_DATA FOR THIS TASK:_

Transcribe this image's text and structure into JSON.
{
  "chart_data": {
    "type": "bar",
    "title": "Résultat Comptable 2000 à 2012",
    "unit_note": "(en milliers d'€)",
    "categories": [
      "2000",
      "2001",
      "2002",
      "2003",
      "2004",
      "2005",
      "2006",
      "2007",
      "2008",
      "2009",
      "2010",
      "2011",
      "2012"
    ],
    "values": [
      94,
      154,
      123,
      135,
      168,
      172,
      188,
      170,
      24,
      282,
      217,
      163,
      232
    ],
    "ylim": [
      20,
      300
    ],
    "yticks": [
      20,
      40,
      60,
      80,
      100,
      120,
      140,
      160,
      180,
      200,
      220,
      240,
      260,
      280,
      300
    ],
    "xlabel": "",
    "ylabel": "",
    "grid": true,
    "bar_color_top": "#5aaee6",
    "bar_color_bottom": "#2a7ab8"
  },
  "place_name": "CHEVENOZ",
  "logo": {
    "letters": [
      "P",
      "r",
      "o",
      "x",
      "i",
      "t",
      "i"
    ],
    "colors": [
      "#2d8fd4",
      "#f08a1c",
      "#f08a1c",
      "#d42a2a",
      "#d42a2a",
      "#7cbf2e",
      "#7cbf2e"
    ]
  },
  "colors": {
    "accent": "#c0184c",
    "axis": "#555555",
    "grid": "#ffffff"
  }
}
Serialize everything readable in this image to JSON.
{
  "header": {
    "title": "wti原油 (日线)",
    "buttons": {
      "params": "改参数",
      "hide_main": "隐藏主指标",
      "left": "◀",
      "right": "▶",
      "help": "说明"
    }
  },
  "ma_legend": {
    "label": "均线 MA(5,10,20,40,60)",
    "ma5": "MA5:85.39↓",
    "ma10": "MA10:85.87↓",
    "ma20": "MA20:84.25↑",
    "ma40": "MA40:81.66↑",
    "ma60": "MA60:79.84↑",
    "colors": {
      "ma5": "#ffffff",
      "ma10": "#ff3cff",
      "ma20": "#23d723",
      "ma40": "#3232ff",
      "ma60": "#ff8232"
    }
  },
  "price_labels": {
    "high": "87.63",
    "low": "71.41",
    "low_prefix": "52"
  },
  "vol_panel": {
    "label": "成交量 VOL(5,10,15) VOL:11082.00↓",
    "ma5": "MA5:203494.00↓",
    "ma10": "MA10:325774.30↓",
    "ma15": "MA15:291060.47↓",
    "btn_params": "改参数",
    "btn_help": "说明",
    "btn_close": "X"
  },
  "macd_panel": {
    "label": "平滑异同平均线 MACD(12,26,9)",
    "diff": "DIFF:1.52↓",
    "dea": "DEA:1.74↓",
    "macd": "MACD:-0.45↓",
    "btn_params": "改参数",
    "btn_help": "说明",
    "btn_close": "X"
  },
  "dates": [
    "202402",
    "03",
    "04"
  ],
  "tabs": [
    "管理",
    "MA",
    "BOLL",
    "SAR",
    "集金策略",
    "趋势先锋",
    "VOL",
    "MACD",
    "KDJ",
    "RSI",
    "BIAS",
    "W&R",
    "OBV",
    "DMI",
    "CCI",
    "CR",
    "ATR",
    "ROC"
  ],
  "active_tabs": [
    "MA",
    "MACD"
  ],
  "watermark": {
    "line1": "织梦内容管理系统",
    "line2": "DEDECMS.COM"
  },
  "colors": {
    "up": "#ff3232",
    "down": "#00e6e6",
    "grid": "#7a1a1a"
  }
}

_WHAT THIS TASK INVOLVES:_
Reproduce every line of the material above exactly.

_THE ANSWER:_
Transcribe this image's text and structure into JSON.
{
  "chart_data": {
    "type": "bar",
    "title": "Résultat Comptable 2000 à 2012",
    "unit_note": "(en milliers d'€)",
    "categories": [
      "2000",
      "2001",
      "2002",
      "2003",
      "2004",
      "2005",
      "2006",
      "2007",
      "2008",
      "2009",
      "2010",
      "2011",
      "2012"
    ],
    "values": [
      94,
      154,
      123,
      135,
      168,
      172,
      188,
      170,
      24,
      282,
      217,
      163,
      232
    ],
    "ylim": [
      20,
      300
    ],
    "yticks": [
      20,
      40,
      60,
      80,
      100,
      120,
      140,
      160,
      180,
      200,
      220,
      240,
      260,
      280,
      300
    ],
    "xlabel": "",
    "ylabel": "",
    "grid": true,
    "bar_color_top": "#5aaee6",
    "bar_color_bottom": "#2a7ab8"
  },
  "place_name": "CHEVENOZ",
  "logo": {
    "letters": [
      "P",
      "r",
      "o",
      "x",
      "i",
      "t",
      "i"
    ],
    "colors": [
      "#2d8fd4",
      "#f08a1c",
      "#f08a1c",
      "#d42a2a",
      "#d42a2a",
      "#7cbf2e",
      "#7cbf2e"
    ]
  },
  "colors": {
    "accent": "#c0184c",
    "axis": "#555555",
    "grid": "#ffffff"
  }
}
Serialize everything readable in this image to JSON.
{
  "header": {
    "title": "wti原油 (日线)",
    "buttons": {
      "params": "改参数",
      "hide_main": "隐藏主指标",
      "left": "◀",
      "right": "▶",
      "help": "说明"
    }
  },
  "ma_legend": {
    "label": "均线 MA(5,10,20,40,60)",
    "ma5": "MA5:85.39↓",
    "ma10": "MA10:85.87↓",
    "ma20": "MA20:84.25↑",
    "ma40": "MA40:81.66↑",
    "ma60": "MA60:79.84↑",
    "colors": {
      "ma5": "#ffffff",
      "ma10": "#ff3cff",
      "ma20": "#23d723",
      "ma40": "#3232ff",
      "ma60": "#ff8232"
    }
  },
  "price_labels": {
    "high": "87.63",
    "low": "71.41",
    "low_prefix": "52"
  },
  "vol_panel": {
    "label": "成交量 VOL(5,10,15) VOL:11082.00↓",
    "ma5": "MA5:203494.00↓",
    "ma10": "MA10:325774.30↓",
    "ma15": "MA15:291060.47↓",
    "btn_params": "改参数",
    "btn_help": "说明",
    "btn_close": "X"
  },
  "macd_panel": {
    "label": "平滑异同平均线 MACD(12,26,9)",
    "diff": "DIFF:1.52↓",
    "dea": "DEA:1.74↓",
    "macd": "MACD:-0.45↓",
    "btn_params": "改参数",
    "btn_help": "说明",
    "btn_close": "X"
  },
  "dates": [
    "202402",
    "03",
    "04"
  ],
  "tabs": [
    "管理",
    "MA",
    "BOLL",
    "SAR",
    "集金策略",
    "趋势先锋",
    "VOL",
    "MACD",
    "KDJ",
    "RSI",
    "BIAS",
    "W&R",
    "OBV",
    "DMI",
    "CCI",
    "CR",
    "ATR",
    "ROC"
  ],
  "active_tabs": [
    "MA",
    "MACD"
  ],
  "watermark": {
    "line1": "织梦内容管理系统",
    "line2": "DEDECMS.COM"
  },
  "colors": {
    "up": "#ff3232",
    "down": "#00e6e6",
    "grid": "#7a1a1a"
  }
}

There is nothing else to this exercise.